> [Instruction]: From the line that has "Parse this screenshot: output" down to the final line of the listing below, transcribe every line exactly, and only those.

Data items
• • • • •

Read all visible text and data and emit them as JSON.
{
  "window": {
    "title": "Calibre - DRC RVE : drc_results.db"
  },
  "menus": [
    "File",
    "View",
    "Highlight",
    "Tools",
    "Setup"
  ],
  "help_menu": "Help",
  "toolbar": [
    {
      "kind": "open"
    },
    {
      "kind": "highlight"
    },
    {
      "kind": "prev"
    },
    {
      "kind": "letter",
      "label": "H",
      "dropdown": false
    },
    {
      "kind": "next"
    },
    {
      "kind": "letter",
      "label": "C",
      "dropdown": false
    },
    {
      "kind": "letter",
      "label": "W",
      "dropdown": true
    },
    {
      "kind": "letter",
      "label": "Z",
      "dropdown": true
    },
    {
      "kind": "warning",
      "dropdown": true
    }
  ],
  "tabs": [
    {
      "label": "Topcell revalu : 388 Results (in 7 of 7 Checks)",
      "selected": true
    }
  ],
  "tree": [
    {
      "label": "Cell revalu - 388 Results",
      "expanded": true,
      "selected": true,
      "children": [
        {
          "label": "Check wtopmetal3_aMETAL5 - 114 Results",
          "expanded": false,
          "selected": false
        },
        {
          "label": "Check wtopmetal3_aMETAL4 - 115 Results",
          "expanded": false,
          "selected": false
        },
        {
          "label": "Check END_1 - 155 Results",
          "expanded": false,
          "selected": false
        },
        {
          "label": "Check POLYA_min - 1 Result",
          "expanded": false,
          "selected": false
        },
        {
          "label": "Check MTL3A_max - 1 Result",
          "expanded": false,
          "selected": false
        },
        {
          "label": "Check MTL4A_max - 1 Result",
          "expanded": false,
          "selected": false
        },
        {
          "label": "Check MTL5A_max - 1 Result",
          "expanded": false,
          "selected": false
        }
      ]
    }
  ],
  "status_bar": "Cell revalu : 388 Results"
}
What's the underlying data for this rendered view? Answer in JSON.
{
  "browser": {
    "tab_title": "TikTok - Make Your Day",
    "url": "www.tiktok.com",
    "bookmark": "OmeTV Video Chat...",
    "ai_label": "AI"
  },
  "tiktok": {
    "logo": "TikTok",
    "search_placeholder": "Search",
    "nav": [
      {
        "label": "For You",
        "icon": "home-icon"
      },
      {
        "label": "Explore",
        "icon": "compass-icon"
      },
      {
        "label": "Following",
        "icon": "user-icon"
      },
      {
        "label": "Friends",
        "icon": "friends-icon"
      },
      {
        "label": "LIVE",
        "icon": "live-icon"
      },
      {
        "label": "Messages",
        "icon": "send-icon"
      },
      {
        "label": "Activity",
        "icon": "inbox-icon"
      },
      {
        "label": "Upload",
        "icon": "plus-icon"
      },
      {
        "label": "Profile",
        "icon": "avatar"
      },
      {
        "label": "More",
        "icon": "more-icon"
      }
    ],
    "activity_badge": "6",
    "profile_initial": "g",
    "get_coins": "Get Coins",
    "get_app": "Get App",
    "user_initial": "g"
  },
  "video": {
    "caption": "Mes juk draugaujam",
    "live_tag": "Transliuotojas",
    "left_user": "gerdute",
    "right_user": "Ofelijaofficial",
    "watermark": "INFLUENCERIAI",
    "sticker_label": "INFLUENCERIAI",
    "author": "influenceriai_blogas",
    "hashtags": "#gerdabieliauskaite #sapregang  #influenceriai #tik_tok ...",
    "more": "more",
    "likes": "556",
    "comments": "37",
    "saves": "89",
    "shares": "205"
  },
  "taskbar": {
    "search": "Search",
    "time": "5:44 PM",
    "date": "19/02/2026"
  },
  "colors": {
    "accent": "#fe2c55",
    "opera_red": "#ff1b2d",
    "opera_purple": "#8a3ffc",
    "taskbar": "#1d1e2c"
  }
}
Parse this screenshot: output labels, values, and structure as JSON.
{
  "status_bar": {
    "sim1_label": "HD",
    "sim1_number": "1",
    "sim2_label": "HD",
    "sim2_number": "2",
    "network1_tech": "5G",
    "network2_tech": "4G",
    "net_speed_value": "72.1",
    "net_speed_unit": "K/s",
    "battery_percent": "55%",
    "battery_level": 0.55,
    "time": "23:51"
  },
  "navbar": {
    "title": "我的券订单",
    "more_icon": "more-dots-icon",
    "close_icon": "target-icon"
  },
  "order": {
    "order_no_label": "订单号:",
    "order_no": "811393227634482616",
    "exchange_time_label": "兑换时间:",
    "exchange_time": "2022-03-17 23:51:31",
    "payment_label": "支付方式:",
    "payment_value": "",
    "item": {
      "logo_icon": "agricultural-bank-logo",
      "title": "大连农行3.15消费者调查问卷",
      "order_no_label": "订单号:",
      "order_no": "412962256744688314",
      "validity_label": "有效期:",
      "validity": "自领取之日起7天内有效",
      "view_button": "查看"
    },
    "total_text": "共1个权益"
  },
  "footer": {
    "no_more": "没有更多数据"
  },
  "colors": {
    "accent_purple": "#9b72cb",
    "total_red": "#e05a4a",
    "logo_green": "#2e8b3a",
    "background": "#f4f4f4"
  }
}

• • • • •

> [Problem solution]:
Parse this screenshot: output labels, values, and structure as JSON.
{
  "status_bar": {
    "sim1_label": "HD",
    "sim1_number": "1",
    "sim2_label": "HD",
    "sim2_number": "2",
    "network1_tech": "5G",
    "network2_tech": "4G",
    "net_speed_value": "72.1",
    "net_speed_unit": "K/s",
    "battery_percent": "55%",
    "battery_level": 0.55,
    "time": "23:51"
  },
  "navbar": {
    "title": "我的券订单",
    "more_icon": "more-dots-icon",
    "close_icon": "target-icon"
  },
  "order": {
    "order_no_label": "订单号:",
    "order_no": "811393227634482616",
    "exchange_time_label": "兑换时间:",
    "exchange_time": "2022-03-17 23:51:31",
    "payment_label": "支付方式:",
    "payment_value": "",
    "item": {
      "logo_icon": "agricultural-bank-logo",
      "title": "大连农行3.15消费者调查问卷",
      "order_no_label": "订单号:",
      "order_no": "412962256744688314",
      "validity_label": "有效期:",
      "validity": "自领取之日起7天内有效",
      "view_button": "查看"
    },
    "total_text": "共1个权益"
  },
  "footer": {
    "no_more": "没有更多数据"
  },
  "colors": {
    "accent_purple": "#9b72cb",
    "total_red": "#e05a4a",
    "logo_green": "#2e8b3a",
    "background": "#f4f4f4"
  }
}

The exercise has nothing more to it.